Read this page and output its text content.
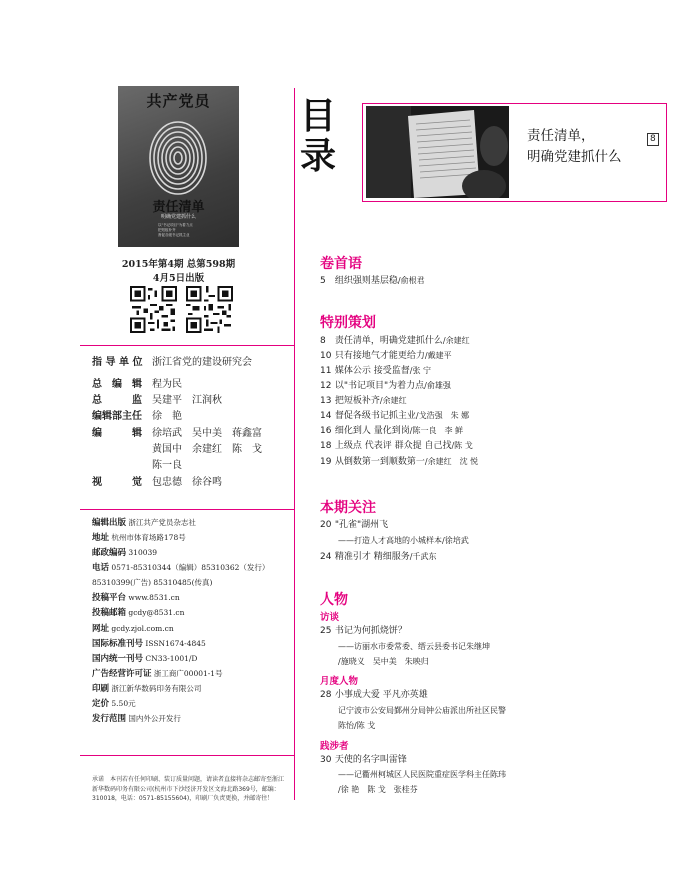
共产党员
责任清单
明确党建抓什么
以"书记项目"为着力点
把短板补齐
督促各级书记抓主业
2015年第4期 总第598期
4月5日出版
指 导 单 位 浙江省党的建设研究会
总　编　辑 程为民
总　　　监 吴建平　江润秋
编辑部主任 徐　艳
编　　　辑 徐培武　吴中美　蒋鑫富
黄国中　余建红　陈　戈
陈一良
视　　　觉 包忠德　徐谷鸣
编辑出版 浙江共产党员杂志社
地址 杭州市体育场路178号
邮政编码 310039
电话 0571-85310344（编辑）85310362（发行）
85310399(广告) 85310485(传真)
投稿平台 www.8531.cn
投稿邮箱 gcdy@8531.cn
网址 gcdy.zjol.com.cn
国际标准刊号 ISSN1674-4845
国内统一刊号 CN33-1001/D
广告经营许可证 浙工商广00001-1号
印刷 浙江新华数码印务有限公司
定价 5.50元
发行范围 国内外公开发行
承诺　本刊若有任何印刷、装订质量问题，请读者直接将杂志邮寄至浙江新华数码印务有限公司(杭州市下沙经济开发区文海北路369号，邮编：310018，电话：0571-85155604)，印刷厂负责更换，并邮寄往！
目录	责任清单，
明确党建抓什么
8
卷首语
5 组织强则基层稳/俞根君
特别策划
8 责任清单，明确党建抓什么/余建红
10 只有接地气才能更给力/戴建平
11 媒体公示 接受监督/张 宁
12 以"书记项目"为着力点/俞雄强
13 把短板补齐/余建红
14 督促各级书记抓主业/戈浩强　朱 娜
16 细化到人 量化到岗/陈一良　李 鲜
18 上级点 代表评 群众提 自己找/陈 戈
19 从倒数第一到顺数第一/余建红　沈 悦
本期关注
20 "孔雀"湖州飞
——打造人才高地的小城样本/徐培武
24 精准引才 精细服务/千武东
人物
访谈
25 书记为何抓烧饼？
——访丽水市委常委、缙云县委书记朱继坤
/施晓义　吴中美　朱映归
月度人物
28 小事成大爱 平凡亦英雄
记宁波市公安局鄞州分局钟公庙派出所社区民警
陈怡/陈 戈
践涉者
30 天使的名字叫雷锋
——记衢州柯城区人民医院重症医学科主任陈玮
/徐 艳　陈 戈　张桂芬
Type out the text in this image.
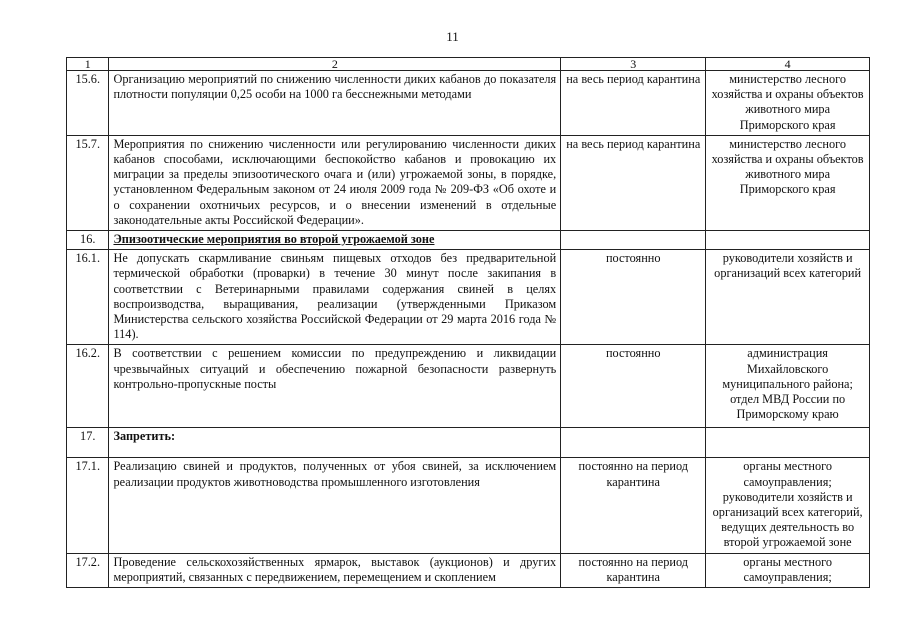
11
1	2	3	4
15.6.	Организацию мероприятий по снижению численности диких кабанов до показателя плотности популяции 0,25 особи на 1000 га бесснежными методами	на весь период карантина	министерство лесного хозяйства и охраны объектов животного мира Приморского края
15.7.	Мероприятия по снижению численности или регулированию численности диких кабанов способами, исключающими беспокойство кабанов и провокацию их миграции за пределы эпизоотического очага и (или) угрожаемой зоны, в порядке, установленном Федеральным законом от 24 июля 2009 года № 209-ФЗ «Об охоте и о сохранении охотничьих ресурсов, и о внесении изменений в отдельные законодательные акты Российской Федерации».	на весь период карантина	министерство лесного хозяйства и охраны объектов животного мира Приморского края
16.	Эпизоотические мероприятия во второй угрожаемой зоне		
16.1.	Не допускать скармливание свиньям пищевых отходов без предварительной термической обработки (проварки) в течение 30 минут после закипания в соответствии с Ветеринарными правилами содержания свиней в целях воспроизводства, выращивания, реализации (утвержденными Приказом Министерства сельского хозяйства Российской Федерации от 29 марта 2016 года № 114).	постоянно	руководители хозяйств и организаций всех категорий
16.2.	В соответствии с решением комиссии по предупреждению и ликвидации чрезвычайных ситуаций и обеспечению пожарной безопасности развернуть контрольно-пропускные посты	постоянно	администрация Михайловского муниципального района; отдел МВД России по Приморскому краю
17.	Запретить:		
17.1.	Реализацию свиней и продуктов, полученных от убоя свиней, за исключением реализации продуктов животноводства промышленного изготовления	постоянно на период карантина	органы местного самоуправления; руководители хозяйств и организаций всех категорий, ведущих деятельность во второй угрожаемой зоне
17.2.	Проведение сельскохозяйственных ярмарок, выставок (аукционов) и других мероприятий, связанных с передвижением, перемещением и скоплением	постоянно на период карантина	органы местного самоуправления;
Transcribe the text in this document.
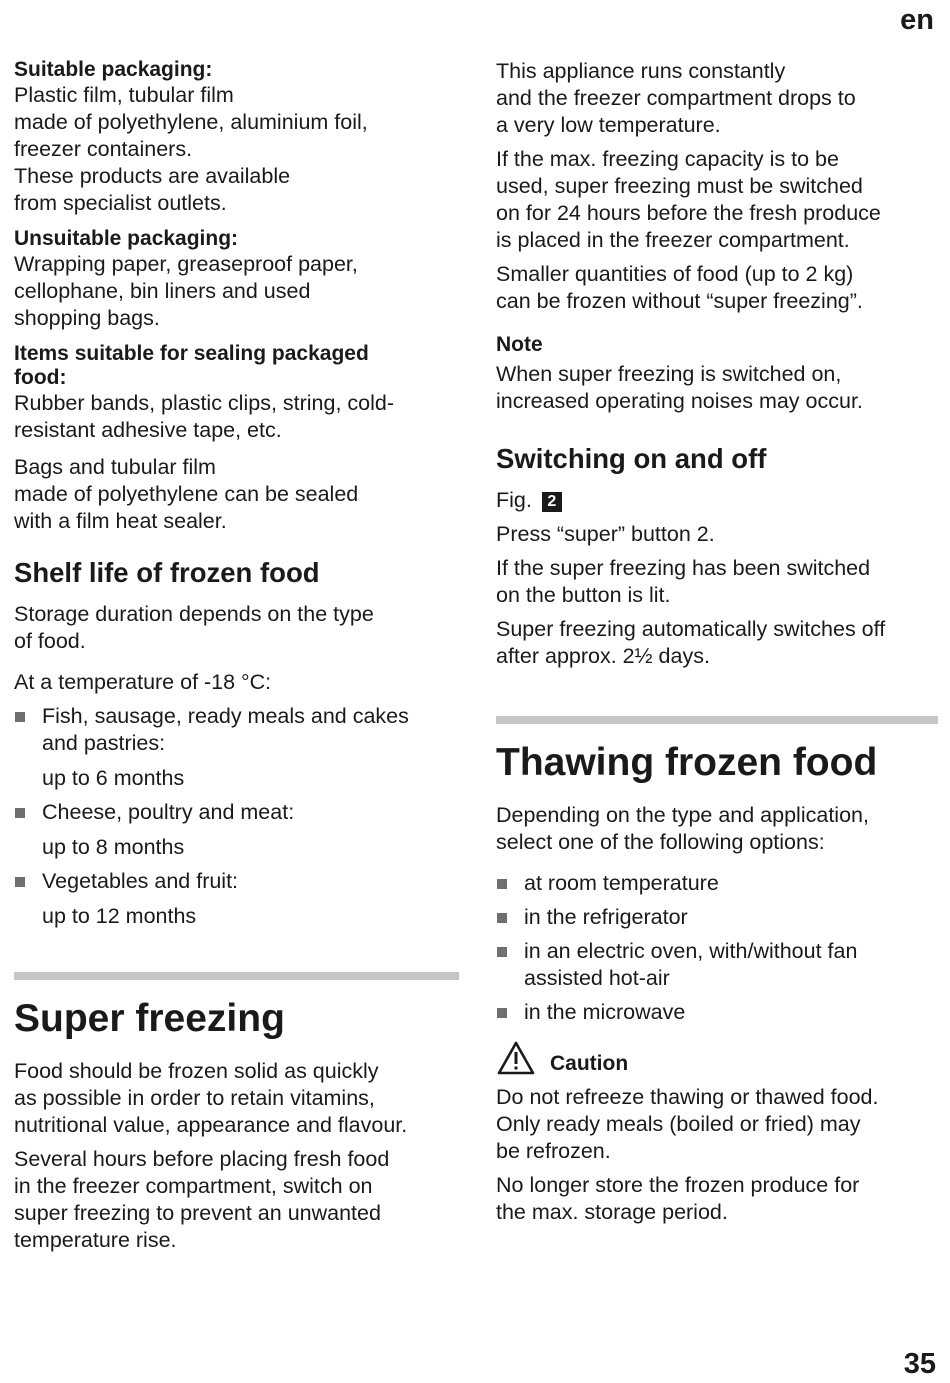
en
Suitable packaging:

Plastic film, tubular film
made of polyethylene, aluminium foil,
freezer containers.
These products are available
from specialist outlets.

Unsuitable packaging:

Wrapping paper, greaseproof paper,
cellophane, bin liners and used
shopping bags.

Items suitable for sealing packaged
food:

Rubber bands, plastic clips, string, cold-
resistant adhesive tape, etc.

Bags and tubular film
made of polyethylene can be sealed
with a film heat sealer.

Shelf life of frozen food

Storage duration depends on the type
of food.

At a temperature of -18 °C:

Fish, sausage, ready meals and cakes
and pastries:
up to 6 months
Cheese, poultry and meat:
up to 8 months
Vegetables and fruit:
up to 12 months
Super freezing

Food should be frozen solid as quickly
as possible in order to retain vitamins,
nutritional value, appearance and flavour.

Several hours before placing fresh food
in the freezer compartment, switch on
super freezing to prevent an unwanted
temperature rise.

This appliance runs constantly
and the freezer compartment drops to
a very low temperature.

If the max. freezing capacity is to be
used, super freezing must be switched
on for 24 hours before the fresh produce
is placed in the freezer compartment.

Smaller quantities of food (up to 2 kg)
can be frozen without “super freezing”.

Note

When super freezing is switched on,
increased operating noises may occur.

Switching on and off

Fig. 2

Press “super” button 2.

If the super freezing has been switched
on the button is lit.

Super freezing automatically switches off
after approx. 2½ days.

Thawing frozen food

Depending on the type and application,
select one of the following options:

at room temperature
in the refrigerator
in an electric oven, with/without fan
assisted hot-air
in the microwave
Caution

Do not refreeze thawing or thawed food.
Only ready meals (boiled or fried) may
be refrozen.

No longer store the frozen produce for
the max. storage period.

35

Brief
Find every line in the records above that contains the word "before", and copy each one.

Full response
Several hours before placing fresh food
on for 24 hours before the fresh produce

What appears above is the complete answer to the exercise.